◆ **TEXTO DE PARTIDA**

::::

Hamlet – William Shakespeare
Tragedia en estado puro
Hamlet es una de las mejores obras de la literatura universal. Quizás habría sido más conveniente hablar, en concreto, de una obra de teatro, pero el que esto escribe siempre ha pensado que la función capital de las obras teatrales es recabar subvenciones, y dado que es poco probable que esto ocurriera en la época de William Shakespeare, preferimos hablar de Hamlet como lo que es: una excelente tragedia, una obra que tiene un gran valor al ser leída y, también, al ser representada. Lamentablemente, con una única excepción los acercamientos a Shakespeare que este sufrido ex espectador de teatro ha tenido que aguantar se dedicaban a destruir la obra en pro de la búsqueda de “nuevas formas de expresión”, con el resultado previsible: no expresaban nada de nada, o al menos nada interesante.

::::

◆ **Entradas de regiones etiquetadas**
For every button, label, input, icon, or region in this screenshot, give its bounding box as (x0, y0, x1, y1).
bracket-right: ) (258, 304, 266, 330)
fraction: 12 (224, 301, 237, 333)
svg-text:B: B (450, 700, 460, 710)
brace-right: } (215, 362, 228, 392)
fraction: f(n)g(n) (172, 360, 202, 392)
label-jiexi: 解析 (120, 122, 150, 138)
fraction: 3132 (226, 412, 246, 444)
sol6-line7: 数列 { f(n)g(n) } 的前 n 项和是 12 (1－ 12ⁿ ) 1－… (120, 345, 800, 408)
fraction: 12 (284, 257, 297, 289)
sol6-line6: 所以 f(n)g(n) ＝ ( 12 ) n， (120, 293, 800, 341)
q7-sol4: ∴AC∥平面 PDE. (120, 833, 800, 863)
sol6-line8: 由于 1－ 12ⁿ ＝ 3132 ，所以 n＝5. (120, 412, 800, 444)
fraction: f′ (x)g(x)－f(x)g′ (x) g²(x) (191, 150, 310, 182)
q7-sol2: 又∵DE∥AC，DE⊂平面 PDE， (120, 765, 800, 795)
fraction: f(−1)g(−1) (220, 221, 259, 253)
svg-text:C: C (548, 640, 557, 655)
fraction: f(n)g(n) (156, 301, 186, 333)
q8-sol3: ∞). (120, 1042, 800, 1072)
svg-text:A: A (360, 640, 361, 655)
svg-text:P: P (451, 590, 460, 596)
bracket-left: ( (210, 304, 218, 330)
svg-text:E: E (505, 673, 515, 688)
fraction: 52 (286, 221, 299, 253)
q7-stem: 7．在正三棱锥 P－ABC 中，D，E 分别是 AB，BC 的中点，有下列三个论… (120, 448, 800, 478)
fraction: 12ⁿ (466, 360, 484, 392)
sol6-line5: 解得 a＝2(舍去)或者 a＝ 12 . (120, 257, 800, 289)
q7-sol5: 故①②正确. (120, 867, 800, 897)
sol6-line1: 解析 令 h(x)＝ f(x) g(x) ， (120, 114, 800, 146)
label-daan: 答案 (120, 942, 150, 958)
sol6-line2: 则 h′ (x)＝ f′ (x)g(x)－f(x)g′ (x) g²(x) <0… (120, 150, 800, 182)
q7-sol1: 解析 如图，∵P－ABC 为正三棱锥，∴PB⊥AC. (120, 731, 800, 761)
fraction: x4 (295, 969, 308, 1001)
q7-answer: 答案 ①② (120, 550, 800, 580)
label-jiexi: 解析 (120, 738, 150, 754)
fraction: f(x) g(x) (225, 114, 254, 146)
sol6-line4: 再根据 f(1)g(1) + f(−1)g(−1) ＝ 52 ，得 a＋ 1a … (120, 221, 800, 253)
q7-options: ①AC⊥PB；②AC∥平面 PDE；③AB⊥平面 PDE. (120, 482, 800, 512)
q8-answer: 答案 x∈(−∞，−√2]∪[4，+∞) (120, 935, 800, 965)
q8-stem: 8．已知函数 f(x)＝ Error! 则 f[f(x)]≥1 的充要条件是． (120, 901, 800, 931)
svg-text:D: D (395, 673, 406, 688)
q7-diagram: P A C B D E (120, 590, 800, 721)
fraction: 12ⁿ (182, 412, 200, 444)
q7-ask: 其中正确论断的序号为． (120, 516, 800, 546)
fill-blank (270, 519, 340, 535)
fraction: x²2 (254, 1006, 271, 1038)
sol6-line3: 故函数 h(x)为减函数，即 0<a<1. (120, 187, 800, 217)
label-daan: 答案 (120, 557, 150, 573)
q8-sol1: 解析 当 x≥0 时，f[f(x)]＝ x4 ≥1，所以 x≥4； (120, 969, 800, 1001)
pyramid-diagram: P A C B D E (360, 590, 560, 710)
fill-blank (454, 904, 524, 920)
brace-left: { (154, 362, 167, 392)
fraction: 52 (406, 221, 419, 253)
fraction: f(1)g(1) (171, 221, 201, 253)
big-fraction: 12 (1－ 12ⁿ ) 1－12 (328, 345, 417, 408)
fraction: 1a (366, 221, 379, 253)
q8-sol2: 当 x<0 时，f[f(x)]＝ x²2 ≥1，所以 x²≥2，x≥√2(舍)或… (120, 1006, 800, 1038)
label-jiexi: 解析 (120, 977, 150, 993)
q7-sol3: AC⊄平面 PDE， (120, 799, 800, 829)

::::

◆ **INSTRUCCIONES**
A - Cambia "Hamlet" por "Macbeth" en el texto de partida, desde "Hamlet – William" hasta "menos nada interesante." inclusive, y escribe ese fragmento ya modificado.
B - Devuelve, por favor, tal cual las filas de las entradas de regiones etiquetadas, desde el comienzo de esas filas hasta la línea con "fraction: f(n)g(n) (156, 301, 186, 333)", incluida esta.

◆ **SOLUCIONES**
A -
Macbeth – William Shakespeare
Tragedia en estado puro
Macbeth es una de las mejores obras de la literatura universal. Quizás habría sido más conveniente hablar, en concreto, de una obra de teatro, pero el que esto escribe siempre ha pensado que la función capital de las obras teatrales es recabar subvenciones, y dado que es poco probable que esto ocurriera en la época de William Shakespeare, preferimos hablar de Macbeth como lo que es: una excelente tragedia, una obra que tiene un gran valor al ser leída y, también, al ser representada. Lamentablemente, con una única excepción los acercamientos a Shakespeare que este sufrido ex espectador de teatro ha tenido que aguantar se dedicaban a destruir la obra en pro de la búsqueda de “nuevas formas de expresión”, con el resultado previsible: no expresaban nada de nada, o al menos nada interesante.

B -
For every button, label, input, icon, or region in this screenshot, give its bounding box as (x0, y0, x1, y1).
bracket-right: ) (258, 304, 266, 330)
fraction: 12 (224, 301, 237, 333)
svg-text:B: B (450, 700, 460, 710)
brace-right: } (215, 362, 228, 392)
fraction: f(n)g(n) (172, 360, 202, 392)
label-jiexi: 解析 (120, 122, 150, 138)
fraction: 3132 (226, 412, 246, 444)
sol6-line7: 数列 { f(n)g(n) } 的前 n 项和是 12 (1－ 12ⁿ ) 1－… (120, 345, 800, 408)
fraction: 12 (284, 257, 297, 289)
sol6-line6: 所以 f(n)g(n) ＝ ( 12 ) n， (120, 293, 800, 341)
q7-sol4: ∴AC∥平面 PDE. (120, 833, 800, 863)
sol6-line8: 由于 1－ 12ⁿ ＝ 3132 ，所以 n＝5. (120, 412, 800, 444)
fraction: f′ (x)g(x)－f(x)g′ (x) g²(x) (191, 150, 310, 182)
q7-sol2: 又∵DE∥AC，DE⊂平面 PDE， (120, 765, 800, 795)
fraction: f(−1)g(−1) (220, 221, 259, 253)
svg-text:C: C (548, 640, 557, 655)
fraction: f(n)g(n) (156, 301, 186, 333)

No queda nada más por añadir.